-- Start of Material supplied --
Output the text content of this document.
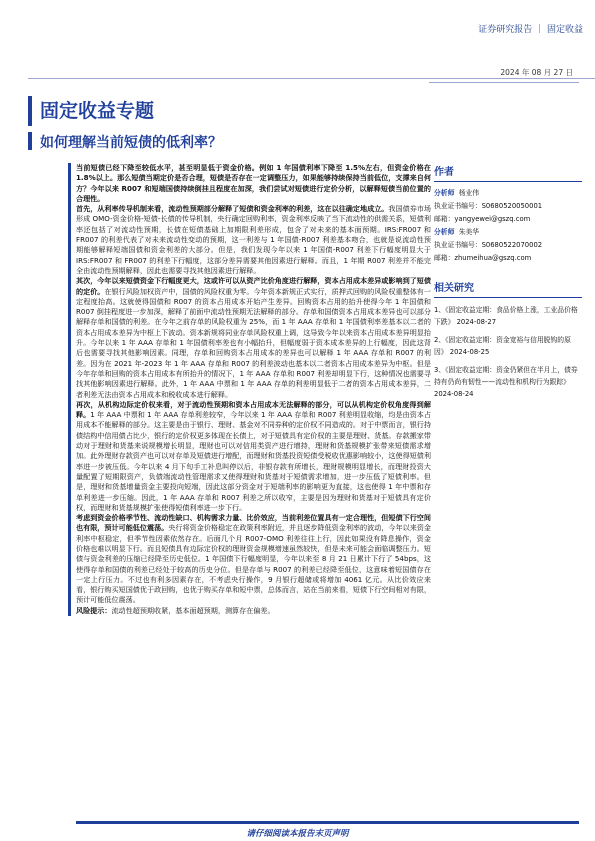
证券研究报告 ｜ 固定收益
2024 年 08 月 27 日
固定收益专题
如何理解当前短债的低利率？

当前短债已经下降至较低水平，甚至明显低于资金价格。例如 1 年国债利率下降至 1.5%左右，但资金价格在 1.8%以上。那么短债当期定价是否合理，短债是否存在一定调整压力，如果能够持续保持当前低位，支撑来自何方？今年以来 R007 和短端国债持续倒挂且程度在加深，我们尝试对短债进行定价分析，以解释短债当前位置的合理性。

首先，从利率传导机制来看，流动性预期部分解释了短债和资金利率的利差，这在以往确定地成立。我国债券市场形成 OMO-资金价格-短债-长债的传导机制，央行确定回购利率，资金利率反映了当下流动性的供需关系，短债利率还包括了对流动性预期，长债在短债基础上加期限利差形成，包含了对未来的基本面预期。IRS:FR007 和 FR007 的利差代表了对未来流动性变动的预期，这一利差与 1 年国债-R007 利差基本吻合，也就是说流动性预期能够解释短端国债和资金利差的大部分。但是，我们发现今年以来 1 年国债-R007 利差下行幅度明显大于 IRS:FR007 和 FR007 的利差下行幅度，这部分差异需要其他因素进行解释。而且，1 年期 R007 利差并不能完全由流动性预期解释，因此也需要寻找其他因素进行解释。

其次，今年以来短债资金下行幅度更大，这或许可以从资产比价角度进行解释，资本占用成本差异或影响到了短债的定价。在银行风险加权资产中，国债的风险权重为零。今年资本新规正式实行，质押式回购的风险权重整体有一定程度抬高。这就使得国债和 R007 的资本占用成本开始产生差异。回购资本占用的抬升使得今年 1 年国债和 R007 倒挂程度进一步加深，解释了前面中流动性预期无法解释的部分。存单和国债资本占用成本差异也可以部分解释存单和国债的利差。在今年之前存单的风险权重为 25%，而 1 年 AAA 存单和 1 年国债利率差基本以二者的资本占用成本差异为中枢上下波动。资本新规将同业存单风险权重上调，这导致今年以来资本占用成本差异明显抬升。今年以来 1 年 AAA 存单和 1 年国债利率差也有小幅抬升，但幅度弱于资本成本差异的上行幅度，因此这背后也需要寻找其他影响因素。同理，存单和回购资本占用成本的差异也可以解释 1 年 AAA 存单和 R007 的利差。因为在 2021 年-2023 年 1 年 AAA 存单和 R007 的利差波动也基本以二者资本占用成本差异为中枢。但是今年存单和回购的资本占用成本有所抬升的情况下，1 年 AAA 存单和 R007 利差却明显下行，这种情况也需要寻找其他影响因素进行解释。此外，1 年 AAA 中票和 1 年 AAA 存单的利差明显低于二者的资本占用成本差异，二者利差无法由资本占用成本和税收成本进行解释。

再次，从机构边际定价权来看，对于流动性预期和资本占用成本无法解释的部分，可以从机构定价权角度得到解释。1 年 AAA 中票和 1 年 AAA 存单利差较窄，今年以来 1 年 AAA 存单和 R007 利差明显收缩，均是由资本占用成本不能解释的部分。这主要是由于银行、理财、基金对不同券种的定价权不同造成的。对于中票而言，银行持债结构中信用债占比少，银行的定价权更多体现在长债上，对于短债具有定价权的主要是理财、货基。存款搬家带动对于理财和货基来说规模增长明显，理财也可以对信用类资产进行增持，理财和货基规模扩张带来短债需求增加。此外理财存款资产也可以对存单及短债进行增配，而理财和货基投资短债受税收优惠影响较小，这使得短债利率进一步被压低。今年以来 4 月下旬手工补息叫停以后，非银存款有所增长，理财规模明显增长，而理财投资大量配置了短期限资产，负债端流动性管理需求又使得理财和货基对于短债需求增加，进一步压低了短债利率。但是，理财和货基增量资金主要投向短端，因此这部分资金对于短端利率的影响更为直接，这也使得 1 年中票和存单利差进一步压缩。因此，1 年 AAA 存单和 R007 利差之所以收窄，主要是因为理财和货基对于短债具有定价权，而理财和货基规模扩张使得短债利率进一步下行。

考虑到资金价格季节性、流动性缺口、机构需求力量、比价效应，当前利差位置具有一定合理性，但短债下行空间也有限，预计可能低位震荡。央行将资金价格稳定在政策利率附近，并且逐步降低资金利率的波动，今年以来资金利率中枢稳定，但季节性因素依然存在。后面几个月 R007-OMO 利差往往上行，因此如果没有降息操作，资金价格也难以明显下行。而且短债具有边际定价权的理财资金规模增速虽然较快，但是未来可能会面临调整压力。短债与资金利差的压缩已经降至历史低位。1 年国债下行幅度明显，今年以来至 8 月 21 日累计下行了 54bps，这使得存单和国债的利差已经处于较高的历史分位。但是存单与 R007 的利差已经降至低位，这意味着短国债存在一定上行压力。不过也有利多因素存在，不考虑央行操作，9 月银行超储或将增加 4061 亿元。从比价效应来看，银行购买短国债优于政回购，也优于购买存单和短中票，总体而言，站在当前来看，短债下行空间相对有限，预计可能低位震荡。

风险提示：流动性超预期收紧，基本面超预期，测算存在偏差。

作者
分析师 杨业伟
执业证书编号：S0680520050001
邮箱：yangyewei@gszq.com
分析师 朱美华
执业证书编号：S0680522070002
邮箱：zhumeihua@gszq.com
相关研究
1、《固定收益定期：食品价格上涨，工业品价格下跌》 2024-08-27
2、《固定收益定期：资金宽裕与信用脱钩的原因》 2024-08-25
3、《固定收益定期：资金仍紧但在半月上，债券持有仍尚有韧性——流动性和机构行为跟踪》 2024-08-24
请仔细阅读本报告末页声明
-- End of Material supplied --
▶ Requirement: Find and copy every line in the entries above where the string "执业证书编号" occurs.

▶ Written response:
执业证书编号：S0680520050001
执业证书编号：S0680522070002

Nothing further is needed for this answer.